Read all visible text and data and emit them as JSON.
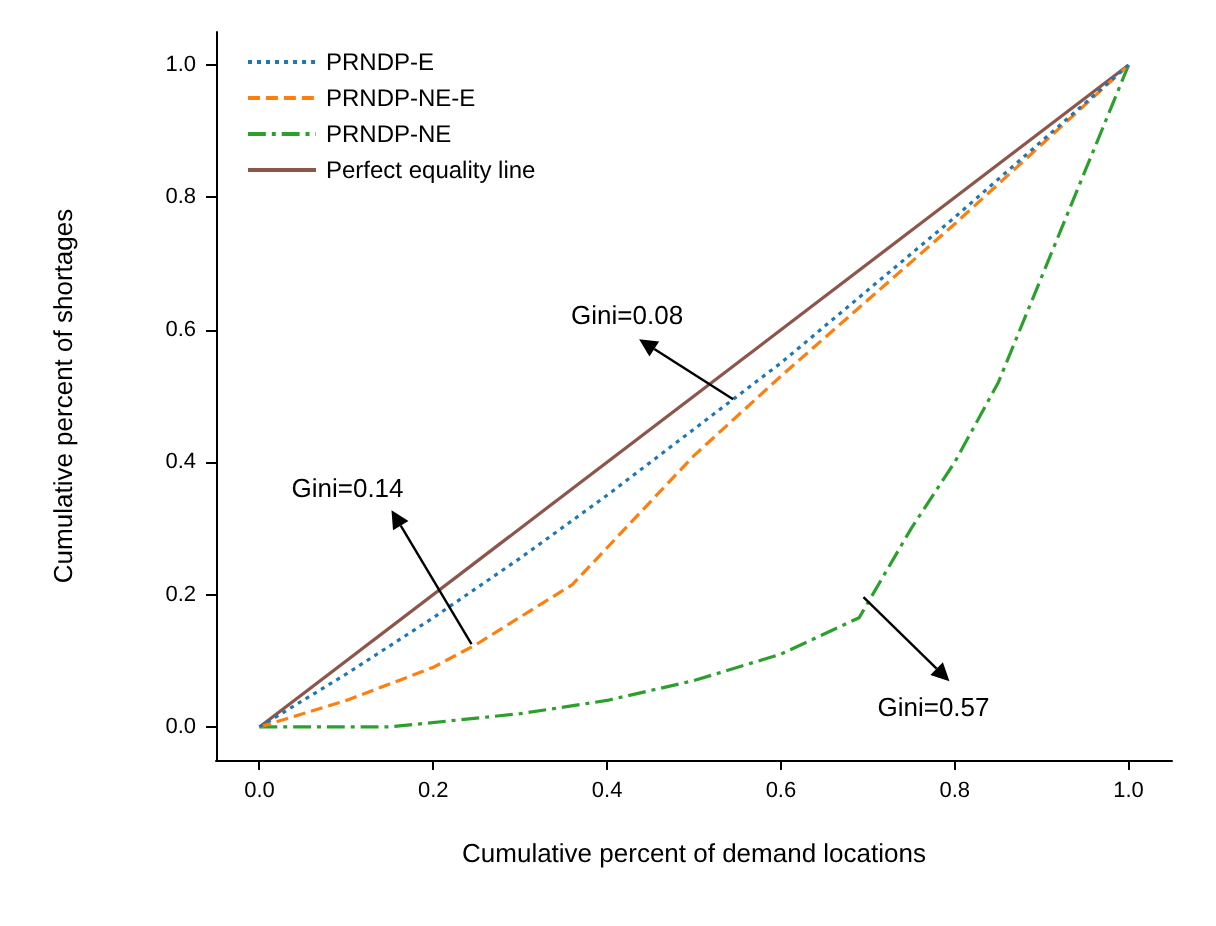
{
  "chart_data": {
    "type": "line",
    "xlabel": "Cumulative percent of demand locations",
    "ylabel": "Cumulative percent of shortages",
    "xlim": [
      -0.05,
      1.05
    ],
    "ylim": [
      -0.05,
      1.05
    ],
    "xticks": [
      {
        "value": 0,
        "label": "0.0"
      },
      {
        "value": 0.2,
        "label": "0.2"
      },
      {
        "value": 0.4,
        "label": "0.4"
      },
      {
        "value": 0.6,
        "label": "0.6"
      },
      {
        "value": 0.8,
        "label": "0.8"
      },
      {
        "value": 1,
        "label": "1.0"
      }
    ],
    "yticks": [
      {
        "value": 0,
        "label": "0.0"
      },
      {
        "value": 0.2,
        "label": "0.2"
      },
      {
        "value": 0.4,
        "label": "0.4"
      },
      {
        "value": 0.6,
        "label": "0.6"
      },
      {
        "value": 0.8,
        "label": "0.8"
      },
      {
        "value": 1,
        "label": "1.0"
      }
    ],
    "grid": false,
    "legend": "top left",
    "marker": "none",
    "series": [
      {
        "name": "PRNDP-E",
        "color": "#1f77b4",
        "line_style": "dotted",
        "x": [
          0,
          0.1,
          0.2,
          0.3,
          0.4,
          0.5,
          0.6,
          0.7,
          0.8,
          0.9,
          1
        ],
        "values": [
          0,
          0.08,
          0.165,
          0.255,
          0.35,
          0.45,
          0.55,
          0.66,
          0.77,
          0.885,
          1
        ]
      },
      {
        "name": "PRNDP-NE-E",
        "color": "#ff7f0e",
        "line_style": "dashed",
        "x": [
          0,
          0.1,
          0.2,
          0.25,
          0.36,
          0.5,
          0.6,
          0.7,
          0.8,
          0.9,
          1
        ],
        "values": [
          0,
          0.04,
          0.09,
          0.125,
          0.215,
          0.41,
          0.53,
          0.645,
          0.76,
          0.88,
          1
        ]
      },
      {
        "name": "PRNDP-NE",
        "color": "#2ca02c",
        "line_style": "dashdot",
        "x": [
          0,
          0.15,
          0.3,
          0.4,
          0.5,
          0.6,
          0.69,
          0.75,
          0.8,
          0.85,
          0.9,
          0.95,
          1
        ],
        "values": [
          0,
          0,
          0.02,
          0.04,
          0.07,
          0.11,
          0.165,
          0.3,
          0.4,
          0.52,
          0.68,
          0.84,
          1
        ]
      },
      {
        "name": "Perfect equality line",
        "color": "#8c564b",
        "line_style": "solid",
        "x": [
          0,
          1
        ],
        "values": [
          0,
          1
        ]
      }
    ],
    "annotations": [
      {
        "text": "Gini=0.08",
        "x": 0.545,
        "y": 0.495
      },
      {
        "text": "Gini=0.14",
        "x": 0.244,
        "y": 0.125
      },
      {
        "text": "Gini=0.57",
        "x": 0.695,
        "y": 0.196
      }
    ]
  }
}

DESCRIPTION OF THE TASK:
Look through the entries above and report each line where the string "name" occurs.

FULL RESPONSE:
        "name": "PRNDP-E",
        "name": "PRNDP-NE-E",
        "name": "PRNDP-NE",
        "name": "Perfect equality line",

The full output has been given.